INSTRUCTIONS FOR THE TASK:
Each record must be reproduced exactly as it is shown.

□ □ □ □ □ □ □

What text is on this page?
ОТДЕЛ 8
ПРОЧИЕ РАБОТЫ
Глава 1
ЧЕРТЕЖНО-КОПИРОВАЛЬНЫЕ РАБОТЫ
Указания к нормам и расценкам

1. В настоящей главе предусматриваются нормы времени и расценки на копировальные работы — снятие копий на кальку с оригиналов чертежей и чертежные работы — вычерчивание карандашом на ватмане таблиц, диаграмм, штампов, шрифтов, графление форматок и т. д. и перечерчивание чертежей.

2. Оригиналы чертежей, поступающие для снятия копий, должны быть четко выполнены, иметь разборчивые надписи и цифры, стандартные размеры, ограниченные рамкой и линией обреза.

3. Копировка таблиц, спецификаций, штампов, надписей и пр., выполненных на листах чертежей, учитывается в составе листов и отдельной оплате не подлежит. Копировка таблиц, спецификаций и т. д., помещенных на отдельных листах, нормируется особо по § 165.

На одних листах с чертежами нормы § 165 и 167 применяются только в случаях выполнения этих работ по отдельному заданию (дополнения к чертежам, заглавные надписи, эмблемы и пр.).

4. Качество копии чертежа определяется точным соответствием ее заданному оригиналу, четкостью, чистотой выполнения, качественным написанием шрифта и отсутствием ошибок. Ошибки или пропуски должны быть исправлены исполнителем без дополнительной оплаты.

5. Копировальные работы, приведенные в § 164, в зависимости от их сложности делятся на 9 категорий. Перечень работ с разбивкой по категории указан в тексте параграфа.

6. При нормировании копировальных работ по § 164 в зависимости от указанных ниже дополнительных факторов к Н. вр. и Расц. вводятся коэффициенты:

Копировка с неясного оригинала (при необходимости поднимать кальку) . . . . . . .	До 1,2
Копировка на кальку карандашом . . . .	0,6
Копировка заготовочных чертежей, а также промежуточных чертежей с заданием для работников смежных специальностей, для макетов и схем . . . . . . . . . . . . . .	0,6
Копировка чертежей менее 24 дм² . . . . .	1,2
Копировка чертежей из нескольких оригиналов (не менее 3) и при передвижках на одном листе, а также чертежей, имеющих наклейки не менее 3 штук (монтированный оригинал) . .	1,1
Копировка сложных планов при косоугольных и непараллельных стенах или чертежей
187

□ □ □ □ □ □ □

RESULT FOR THIS EXERCISE:
What text is on this page?
ОТДЕЛ 8
ПРОЧИЕ РАБОТЫ
Глава 1
ЧЕРТЕЖНО-КОПИРОВАЛЬНЫЕ РАБОТЫ
Указания к нормам и расценкам

1. В настоящей главе предусматриваются нормы времени и расценки на копировальные работы — снятие копий на кальку с оригиналов чертежей и чертежные работы — вычерчивание карандашом на ватмане таблиц, диаграмм, штампов, шрифтов, графление форматок и т. д. и перечерчивание чертежей.

2. Оригиналы чертежей, поступающие для снятия копий, должны быть четко выполнены, иметь разборчивые надписи и цифры, стандартные размеры, ограниченные рамкой и линией обреза.

3. Копировка таблиц, спецификаций, штампов, надписей и пр., выполненных на листах чертежей, учитывается в составе листов и отдельной оплате не подлежит. Копировка таблиц, спецификаций и т. д., помещенных на отдельных листах, нормируется особо по § 165.

На одних листах с чертежами нормы § 165 и 167 применяются только в случаях выполнения этих работ по отдельному заданию (дополнения к чертежам, заглавные надписи, эмблемы и пр.).

4. Качество копии чертежа определяется точным соответствием ее заданному оригиналу, четкостью, чистотой выполнения, качественным написанием шрифта и отсутствием ошибок. Ошибки или пропуски должны быть исправлены исполнителем без дополнительной оплаты.

5. Копировальные работы, приведенные в § 164, в зависимости от их сложности делятся на 9 категорий. Перечень работ с разбивкой по категории указан в тексте параграфа.

6. При нормировании копировальных работ по § 164 в зависимости от указанных ниже дополнительных факторов к Н. вр. и Расц. вводятся коэффициенты:

Копировка с неясного оригинала (при необходимости поднимать кальку) . . . . . . .	До 1,2
Копировка на кальку карандашом . . . .	0,6
Копировка заготовочных чертежей, а также промежуточных чертежей с заданием для работников смежных специальностей, для макетов и схем . . . . . . . . . . . . . .	0,6
Копировка чертежей менее 24 дм² . . . . .	1,2
Копировка чертежей из нескольких оригиналов (не менее 3) и при передвижках на одном листе, а также чертежей, имеющих наклейки не менее 3 штук (монтированный оригинал) . .	1,1
Копировка сложных планов при косоугольных и непараллельных стенах или чертежей
187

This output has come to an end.